** Begin RECORD EXCERPTS **

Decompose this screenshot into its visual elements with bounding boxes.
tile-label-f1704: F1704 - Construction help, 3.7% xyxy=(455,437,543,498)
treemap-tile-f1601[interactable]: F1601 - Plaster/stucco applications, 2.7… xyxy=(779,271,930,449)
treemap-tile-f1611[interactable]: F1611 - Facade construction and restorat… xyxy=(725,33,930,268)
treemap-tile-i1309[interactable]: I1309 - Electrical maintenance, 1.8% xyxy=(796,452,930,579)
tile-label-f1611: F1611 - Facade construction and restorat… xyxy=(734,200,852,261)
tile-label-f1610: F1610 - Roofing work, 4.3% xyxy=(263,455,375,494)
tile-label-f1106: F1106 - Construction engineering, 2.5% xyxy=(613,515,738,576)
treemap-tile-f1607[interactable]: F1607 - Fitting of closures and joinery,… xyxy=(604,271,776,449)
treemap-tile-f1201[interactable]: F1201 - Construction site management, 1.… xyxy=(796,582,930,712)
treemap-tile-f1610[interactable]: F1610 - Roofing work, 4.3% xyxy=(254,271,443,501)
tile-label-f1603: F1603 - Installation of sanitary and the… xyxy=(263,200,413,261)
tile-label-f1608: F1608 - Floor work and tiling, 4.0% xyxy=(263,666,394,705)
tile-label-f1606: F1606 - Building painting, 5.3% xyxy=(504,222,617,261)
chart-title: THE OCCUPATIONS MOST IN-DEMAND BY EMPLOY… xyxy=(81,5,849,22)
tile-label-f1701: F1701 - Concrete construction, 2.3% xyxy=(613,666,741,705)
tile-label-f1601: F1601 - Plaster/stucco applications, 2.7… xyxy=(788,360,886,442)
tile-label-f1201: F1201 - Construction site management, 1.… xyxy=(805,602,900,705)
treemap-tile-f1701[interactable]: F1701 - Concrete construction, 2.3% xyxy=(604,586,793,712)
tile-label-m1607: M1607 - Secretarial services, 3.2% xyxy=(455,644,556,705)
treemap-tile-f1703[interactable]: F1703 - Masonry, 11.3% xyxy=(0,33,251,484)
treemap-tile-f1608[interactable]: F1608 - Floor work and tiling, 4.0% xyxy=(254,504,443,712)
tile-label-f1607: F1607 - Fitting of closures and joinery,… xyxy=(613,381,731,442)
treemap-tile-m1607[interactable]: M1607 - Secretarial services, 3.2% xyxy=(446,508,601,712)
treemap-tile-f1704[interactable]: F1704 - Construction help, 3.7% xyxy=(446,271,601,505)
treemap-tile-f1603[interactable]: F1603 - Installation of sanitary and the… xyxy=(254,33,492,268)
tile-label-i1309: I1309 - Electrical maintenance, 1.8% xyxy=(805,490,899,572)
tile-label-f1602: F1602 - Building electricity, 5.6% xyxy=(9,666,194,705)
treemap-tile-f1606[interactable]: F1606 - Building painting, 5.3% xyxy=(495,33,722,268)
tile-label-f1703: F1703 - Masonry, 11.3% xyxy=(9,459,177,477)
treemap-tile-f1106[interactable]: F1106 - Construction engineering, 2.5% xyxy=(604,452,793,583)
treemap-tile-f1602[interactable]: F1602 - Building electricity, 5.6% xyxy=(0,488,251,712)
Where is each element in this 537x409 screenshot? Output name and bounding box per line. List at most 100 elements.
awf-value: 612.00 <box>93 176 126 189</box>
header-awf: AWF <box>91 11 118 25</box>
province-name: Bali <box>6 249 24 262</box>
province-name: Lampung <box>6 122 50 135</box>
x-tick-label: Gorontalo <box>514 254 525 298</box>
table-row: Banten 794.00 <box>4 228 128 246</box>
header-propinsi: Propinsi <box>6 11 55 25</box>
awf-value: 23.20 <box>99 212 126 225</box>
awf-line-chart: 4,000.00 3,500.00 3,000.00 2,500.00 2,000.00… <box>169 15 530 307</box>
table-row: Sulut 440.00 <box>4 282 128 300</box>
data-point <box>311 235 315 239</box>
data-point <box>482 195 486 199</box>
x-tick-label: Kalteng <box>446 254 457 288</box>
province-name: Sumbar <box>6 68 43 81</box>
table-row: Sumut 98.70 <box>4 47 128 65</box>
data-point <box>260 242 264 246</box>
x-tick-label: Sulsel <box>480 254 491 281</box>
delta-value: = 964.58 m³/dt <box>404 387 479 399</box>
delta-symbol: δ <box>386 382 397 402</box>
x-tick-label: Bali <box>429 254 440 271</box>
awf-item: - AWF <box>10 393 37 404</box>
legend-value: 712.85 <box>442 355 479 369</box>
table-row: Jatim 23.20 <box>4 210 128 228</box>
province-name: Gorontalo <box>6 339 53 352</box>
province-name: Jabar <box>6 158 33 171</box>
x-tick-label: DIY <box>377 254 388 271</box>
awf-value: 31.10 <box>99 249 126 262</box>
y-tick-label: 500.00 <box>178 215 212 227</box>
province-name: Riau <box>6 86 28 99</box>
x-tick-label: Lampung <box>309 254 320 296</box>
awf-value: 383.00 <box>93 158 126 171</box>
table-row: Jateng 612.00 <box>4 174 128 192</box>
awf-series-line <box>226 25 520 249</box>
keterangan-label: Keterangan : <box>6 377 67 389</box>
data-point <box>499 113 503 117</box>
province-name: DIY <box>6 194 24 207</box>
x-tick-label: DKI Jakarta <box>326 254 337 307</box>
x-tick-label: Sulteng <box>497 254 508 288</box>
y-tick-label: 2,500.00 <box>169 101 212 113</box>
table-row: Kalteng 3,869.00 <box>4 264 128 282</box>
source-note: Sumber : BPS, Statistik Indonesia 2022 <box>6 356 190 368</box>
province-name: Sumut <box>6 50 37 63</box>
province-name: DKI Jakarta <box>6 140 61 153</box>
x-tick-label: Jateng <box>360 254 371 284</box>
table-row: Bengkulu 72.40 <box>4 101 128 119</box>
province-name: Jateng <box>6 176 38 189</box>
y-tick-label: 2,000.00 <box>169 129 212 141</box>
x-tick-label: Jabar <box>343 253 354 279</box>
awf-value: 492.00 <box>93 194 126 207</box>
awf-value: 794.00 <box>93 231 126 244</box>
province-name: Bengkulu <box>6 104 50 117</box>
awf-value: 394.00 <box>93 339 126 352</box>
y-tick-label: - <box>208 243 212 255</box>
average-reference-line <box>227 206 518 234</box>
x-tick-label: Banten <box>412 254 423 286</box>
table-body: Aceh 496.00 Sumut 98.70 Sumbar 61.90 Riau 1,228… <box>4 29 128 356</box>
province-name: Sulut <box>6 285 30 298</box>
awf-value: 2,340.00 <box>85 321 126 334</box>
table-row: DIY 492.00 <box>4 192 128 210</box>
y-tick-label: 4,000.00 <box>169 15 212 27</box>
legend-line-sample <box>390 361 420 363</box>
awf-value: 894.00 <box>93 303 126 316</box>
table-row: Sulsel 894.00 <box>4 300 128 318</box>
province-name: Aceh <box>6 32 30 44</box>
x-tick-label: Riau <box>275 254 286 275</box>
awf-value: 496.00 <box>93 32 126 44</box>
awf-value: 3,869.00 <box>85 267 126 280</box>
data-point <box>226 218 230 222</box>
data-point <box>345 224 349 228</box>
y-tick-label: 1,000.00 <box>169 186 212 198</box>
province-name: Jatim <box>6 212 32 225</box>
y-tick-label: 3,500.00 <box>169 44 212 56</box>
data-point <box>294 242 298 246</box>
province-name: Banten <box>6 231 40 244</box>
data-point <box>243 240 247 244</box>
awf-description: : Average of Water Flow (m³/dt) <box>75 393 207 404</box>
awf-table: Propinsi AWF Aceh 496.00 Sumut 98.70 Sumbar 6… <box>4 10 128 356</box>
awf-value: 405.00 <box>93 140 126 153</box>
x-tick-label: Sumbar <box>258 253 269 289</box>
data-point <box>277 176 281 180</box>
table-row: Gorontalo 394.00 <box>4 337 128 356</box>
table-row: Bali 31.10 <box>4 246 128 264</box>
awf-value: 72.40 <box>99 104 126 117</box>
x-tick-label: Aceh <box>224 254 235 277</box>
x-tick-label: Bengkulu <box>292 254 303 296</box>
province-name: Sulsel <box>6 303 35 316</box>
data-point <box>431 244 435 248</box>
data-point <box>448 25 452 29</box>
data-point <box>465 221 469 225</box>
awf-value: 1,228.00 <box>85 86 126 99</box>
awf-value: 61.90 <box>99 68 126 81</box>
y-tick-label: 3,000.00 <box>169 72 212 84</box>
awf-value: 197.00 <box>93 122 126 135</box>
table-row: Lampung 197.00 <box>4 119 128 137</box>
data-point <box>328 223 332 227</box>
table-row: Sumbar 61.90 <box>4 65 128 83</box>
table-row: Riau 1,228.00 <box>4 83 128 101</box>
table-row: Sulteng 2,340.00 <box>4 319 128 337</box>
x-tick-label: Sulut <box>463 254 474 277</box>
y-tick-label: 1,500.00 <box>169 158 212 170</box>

** End RECORD EXCERPTS **
** Begin RECORD EXCERPTS **

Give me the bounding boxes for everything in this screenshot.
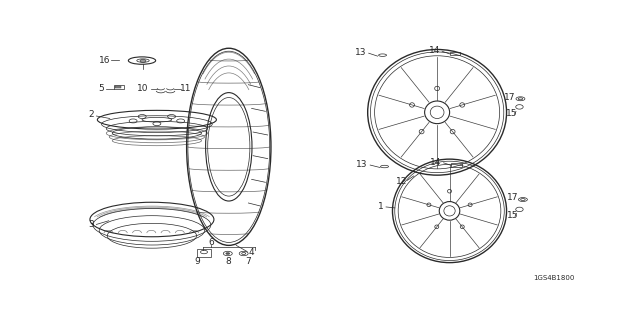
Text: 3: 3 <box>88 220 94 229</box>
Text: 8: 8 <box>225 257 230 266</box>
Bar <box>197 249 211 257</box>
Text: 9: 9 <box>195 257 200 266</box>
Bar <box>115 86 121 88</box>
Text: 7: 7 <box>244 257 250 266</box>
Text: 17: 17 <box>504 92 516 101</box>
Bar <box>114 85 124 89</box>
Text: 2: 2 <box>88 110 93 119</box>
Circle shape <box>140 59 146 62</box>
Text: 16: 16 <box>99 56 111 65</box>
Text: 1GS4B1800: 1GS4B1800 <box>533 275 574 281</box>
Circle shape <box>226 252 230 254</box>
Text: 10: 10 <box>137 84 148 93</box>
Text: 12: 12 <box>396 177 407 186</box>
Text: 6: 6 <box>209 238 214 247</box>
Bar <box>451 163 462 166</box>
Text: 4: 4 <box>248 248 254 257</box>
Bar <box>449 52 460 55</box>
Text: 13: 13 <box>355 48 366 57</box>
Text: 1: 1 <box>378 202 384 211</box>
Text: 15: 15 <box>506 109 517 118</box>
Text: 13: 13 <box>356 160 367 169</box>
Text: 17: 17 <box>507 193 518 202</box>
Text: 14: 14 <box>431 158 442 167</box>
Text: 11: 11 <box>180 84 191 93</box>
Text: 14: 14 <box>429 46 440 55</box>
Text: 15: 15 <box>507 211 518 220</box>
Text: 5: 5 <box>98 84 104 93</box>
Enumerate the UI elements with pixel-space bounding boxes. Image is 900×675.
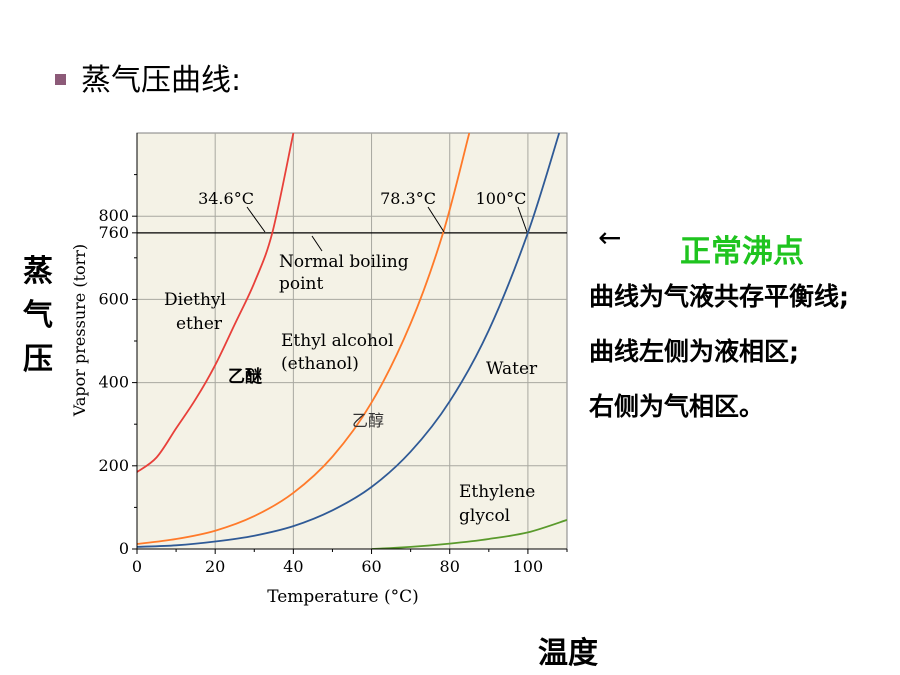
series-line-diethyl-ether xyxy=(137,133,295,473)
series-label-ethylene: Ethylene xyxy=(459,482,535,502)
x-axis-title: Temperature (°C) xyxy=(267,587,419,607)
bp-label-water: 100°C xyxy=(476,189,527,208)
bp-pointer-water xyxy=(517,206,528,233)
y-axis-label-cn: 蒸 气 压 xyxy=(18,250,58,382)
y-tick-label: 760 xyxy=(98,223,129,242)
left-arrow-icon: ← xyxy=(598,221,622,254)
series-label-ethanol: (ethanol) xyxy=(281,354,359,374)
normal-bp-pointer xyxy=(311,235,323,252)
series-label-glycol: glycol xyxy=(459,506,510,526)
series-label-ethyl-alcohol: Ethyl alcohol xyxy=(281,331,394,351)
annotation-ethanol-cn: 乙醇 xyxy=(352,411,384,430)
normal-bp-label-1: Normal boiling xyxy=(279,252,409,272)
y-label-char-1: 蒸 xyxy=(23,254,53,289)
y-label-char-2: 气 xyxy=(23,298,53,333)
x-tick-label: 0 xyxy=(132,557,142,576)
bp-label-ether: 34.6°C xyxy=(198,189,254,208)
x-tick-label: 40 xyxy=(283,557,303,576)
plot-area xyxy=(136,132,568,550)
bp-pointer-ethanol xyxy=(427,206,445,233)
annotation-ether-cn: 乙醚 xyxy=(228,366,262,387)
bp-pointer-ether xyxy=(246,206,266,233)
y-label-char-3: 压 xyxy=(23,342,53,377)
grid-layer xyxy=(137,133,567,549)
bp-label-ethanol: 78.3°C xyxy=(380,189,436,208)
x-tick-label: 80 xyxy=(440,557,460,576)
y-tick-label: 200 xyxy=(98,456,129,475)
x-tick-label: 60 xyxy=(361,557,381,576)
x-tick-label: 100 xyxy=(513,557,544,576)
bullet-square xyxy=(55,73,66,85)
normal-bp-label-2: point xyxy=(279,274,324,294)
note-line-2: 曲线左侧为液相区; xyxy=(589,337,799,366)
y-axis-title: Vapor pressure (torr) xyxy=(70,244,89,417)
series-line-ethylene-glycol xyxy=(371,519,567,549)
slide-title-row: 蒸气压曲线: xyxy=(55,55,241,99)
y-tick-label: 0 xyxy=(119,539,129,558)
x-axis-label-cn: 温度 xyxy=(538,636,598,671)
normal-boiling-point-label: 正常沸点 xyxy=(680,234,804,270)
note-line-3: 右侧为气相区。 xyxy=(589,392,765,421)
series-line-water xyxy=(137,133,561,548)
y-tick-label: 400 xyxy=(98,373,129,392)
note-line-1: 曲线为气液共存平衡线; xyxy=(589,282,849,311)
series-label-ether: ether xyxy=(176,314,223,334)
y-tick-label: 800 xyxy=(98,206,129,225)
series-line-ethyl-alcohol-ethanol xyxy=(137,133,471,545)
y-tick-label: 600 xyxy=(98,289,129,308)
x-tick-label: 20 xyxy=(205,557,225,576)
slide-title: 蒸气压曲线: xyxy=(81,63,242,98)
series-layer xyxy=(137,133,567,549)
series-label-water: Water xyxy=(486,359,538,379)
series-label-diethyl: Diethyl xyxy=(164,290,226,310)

** End RECORD EXCERPTS **

* _WORK TO COMPLETE_:
How many lines of the material above contain the string "Gorontalo"? Reply with the number alone.

* _RESULT OF THE TASK_:
3